[Records contained in a dataset]
──────────────────────────────
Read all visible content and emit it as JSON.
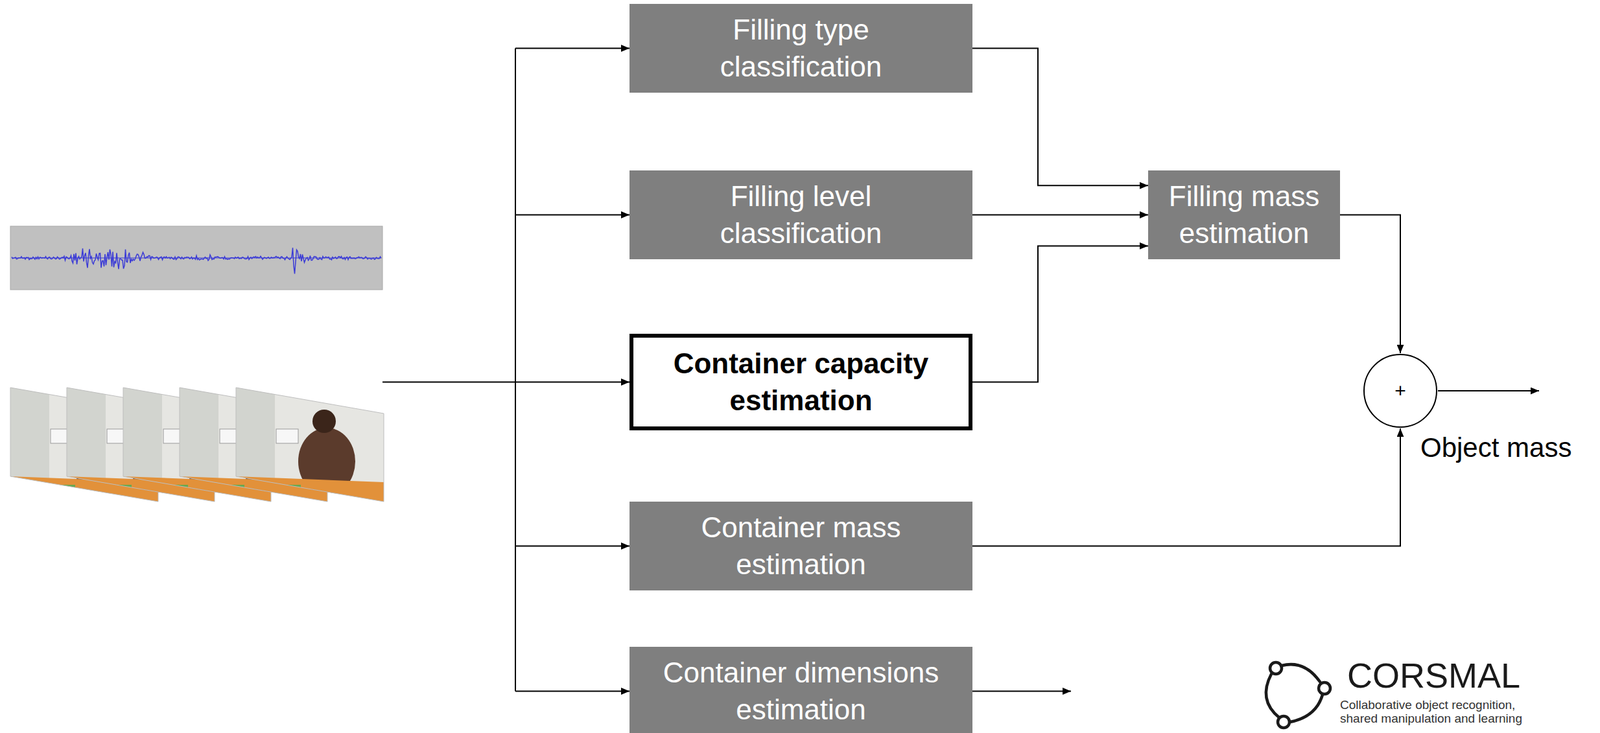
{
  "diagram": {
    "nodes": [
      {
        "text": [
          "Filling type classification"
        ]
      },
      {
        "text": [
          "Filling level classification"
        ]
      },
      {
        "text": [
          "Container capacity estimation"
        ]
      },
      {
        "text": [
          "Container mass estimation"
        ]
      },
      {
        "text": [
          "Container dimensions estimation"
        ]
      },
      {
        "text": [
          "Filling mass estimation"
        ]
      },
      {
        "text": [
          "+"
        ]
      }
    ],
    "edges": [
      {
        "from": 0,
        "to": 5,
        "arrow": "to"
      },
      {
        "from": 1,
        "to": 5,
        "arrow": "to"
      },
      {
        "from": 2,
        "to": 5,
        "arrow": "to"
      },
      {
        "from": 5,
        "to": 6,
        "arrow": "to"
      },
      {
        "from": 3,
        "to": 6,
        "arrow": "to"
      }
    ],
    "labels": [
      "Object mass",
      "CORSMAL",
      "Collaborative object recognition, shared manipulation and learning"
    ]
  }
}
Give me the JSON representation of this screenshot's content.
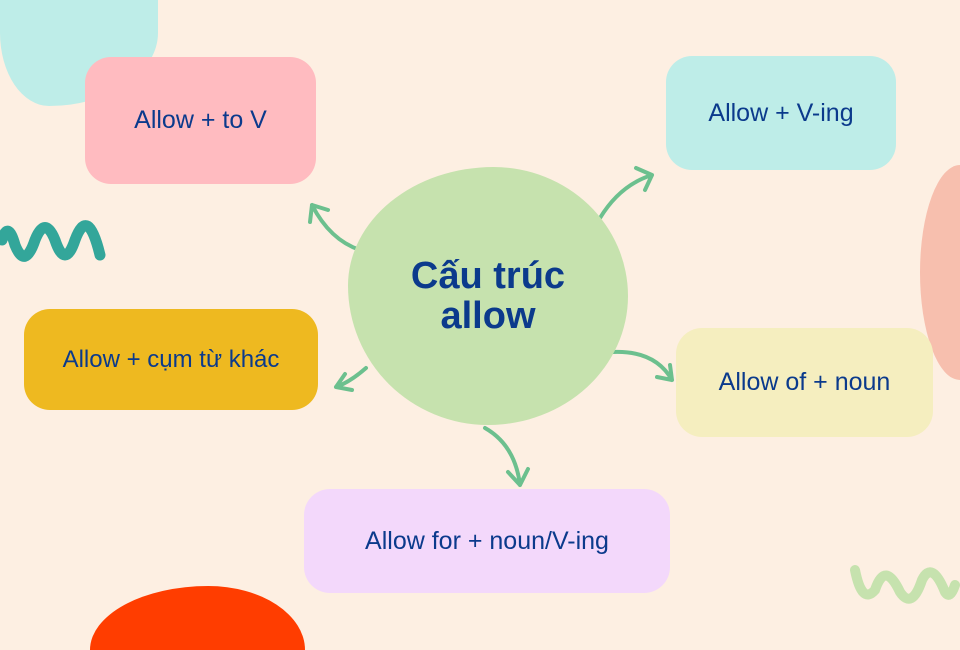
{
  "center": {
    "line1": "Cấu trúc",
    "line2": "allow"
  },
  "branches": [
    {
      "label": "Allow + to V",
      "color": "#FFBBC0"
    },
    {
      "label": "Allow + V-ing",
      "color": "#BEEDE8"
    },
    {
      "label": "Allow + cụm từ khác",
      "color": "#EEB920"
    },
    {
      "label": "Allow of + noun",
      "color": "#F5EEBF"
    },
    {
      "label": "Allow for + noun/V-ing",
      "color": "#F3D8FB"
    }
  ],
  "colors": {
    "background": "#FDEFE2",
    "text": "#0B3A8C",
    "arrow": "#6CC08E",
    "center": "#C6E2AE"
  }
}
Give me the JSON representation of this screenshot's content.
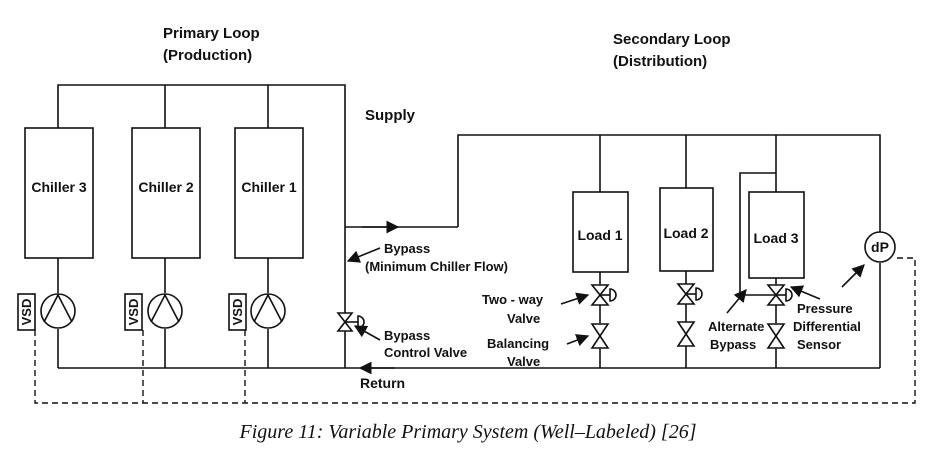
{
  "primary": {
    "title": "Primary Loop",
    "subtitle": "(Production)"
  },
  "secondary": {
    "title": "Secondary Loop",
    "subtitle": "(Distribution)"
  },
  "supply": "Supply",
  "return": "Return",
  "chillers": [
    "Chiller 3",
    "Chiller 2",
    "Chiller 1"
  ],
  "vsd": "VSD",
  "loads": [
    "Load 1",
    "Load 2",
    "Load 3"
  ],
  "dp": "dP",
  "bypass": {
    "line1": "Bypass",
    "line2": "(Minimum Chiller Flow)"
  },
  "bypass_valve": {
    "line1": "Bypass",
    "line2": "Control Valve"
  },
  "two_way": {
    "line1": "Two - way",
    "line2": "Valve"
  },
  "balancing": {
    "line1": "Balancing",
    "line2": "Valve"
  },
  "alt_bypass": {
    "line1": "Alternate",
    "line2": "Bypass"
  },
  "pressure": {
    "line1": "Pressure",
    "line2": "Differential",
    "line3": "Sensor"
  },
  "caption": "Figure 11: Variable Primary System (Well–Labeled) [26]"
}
──────────────────────────────
◆ What is needed: Write out the entries above verbatim; the pictures do not belong in your copy.

◆ Answer for the task:
Read all visible content and emit it as JSON.
{
  "diagram": {
    "nodes": [
      {
        "text": [
          "Filling type classification"
        ]
      },
      {
        "text": [
          "Filling level classification"
        ]
      },
      {
        "text": [
          "Container capacity estimation"
        ]
      },
      {
        "text": [
          "Container mass estimation"
        ]
      },
      {
        "text": [
          "Container dimensions estimation"
        ]
      },
      {
        "text": [
          "Filling mass estimation"
        ]
      },
      {
        "text": [
          "+"
        ]
      }
    ],
    "edges": [
      {
        "from": 0,
        "to": 5,
        "arrow": "to"
      },
      {
        "from": 1,
        "to": 5,
        "arrow": "to"
      },
      {
        "from": 2,
        "to": 5,
        "arrow": "to"
      },
      {
        "from": 5,
        "to": 6,
        "arrow": "to"
      },
      {
        "from": 3,
        "to": 6,
        "arrow": "to"
      }
    ],
    "labels": [
      "Object mass",
      "CORSMAL",
      "Collaborative object recognition, shared manipulation and learning"
    ]
  }
}
Give me the JSON representation of this screenshot's content.
{
  "center": {
    "line1": "Cấu trúc",
    "line2": "allow"
  },
  "branches": [
    {
      "label": "Allow + to V",
      "color": "#FFBBC0"
    },
    {
      "label": "Allow + V-ing",
      "color": "#BEEDE8"
    },
    {
      "label": "Allow + cụm từ khác",
      "color": "#EEB920"
    },
    {
      "label": "Allow of + noun",
      "color": "#F5EEBF"
    },
    {
      "label": "Allow for + noun/V-ing",
      "color": "#F3D8FB"
    }
  ],
  "colors": {
    "background": "#FDEFE2",
    "text": "#0B3A8C",
    "arrow": "#6CC08E",
    "center": "#C6E2AE"
  }
}
Give me the JSON representation of this screenshot's content.
{
  "primary": {
    "title": "Primary Loop",
    "subtitle": "(Production)"
  },
  "secondary": {
    "title": "Secondary Loop",
    "subtitle": "(Distribution)"
  },
  "supply": "Supply",
  "return": "Return",
  "chillers": [
    "Chiller 3",
    "Chiller 2",
    "Chiller 1"
  ],
  "vsd": "VSD",
  "loads": [
    "Load 1",
    "Load 2",
    "Load 3"
  ],
  "dp": "dP",
  "bypass": {
    "line1": "Bypass",
    "line2": "(Minimum Chiller Flow)"
  },
  "bypass_valve": {
    "line1": "Bypass",
    "line2": "Control Valve"
  },
  "two_way": {
    "line1": "Two - way",
    "line2": "Valve"
  },
  "balancing": {
    "line1": "Balancing",
    "line2": "Valve"
  },
  "alt_bypass": {
    "line1": "Alternate",
    "line2": "Bypass"
  },
  "pressure": {
    "line1": "Pressure",
    "line2": "Differential",
    "line3": "Sensor"
  },
  "caption": "Figure 11: Variable Primary System (Well–Labeled) [26]"
}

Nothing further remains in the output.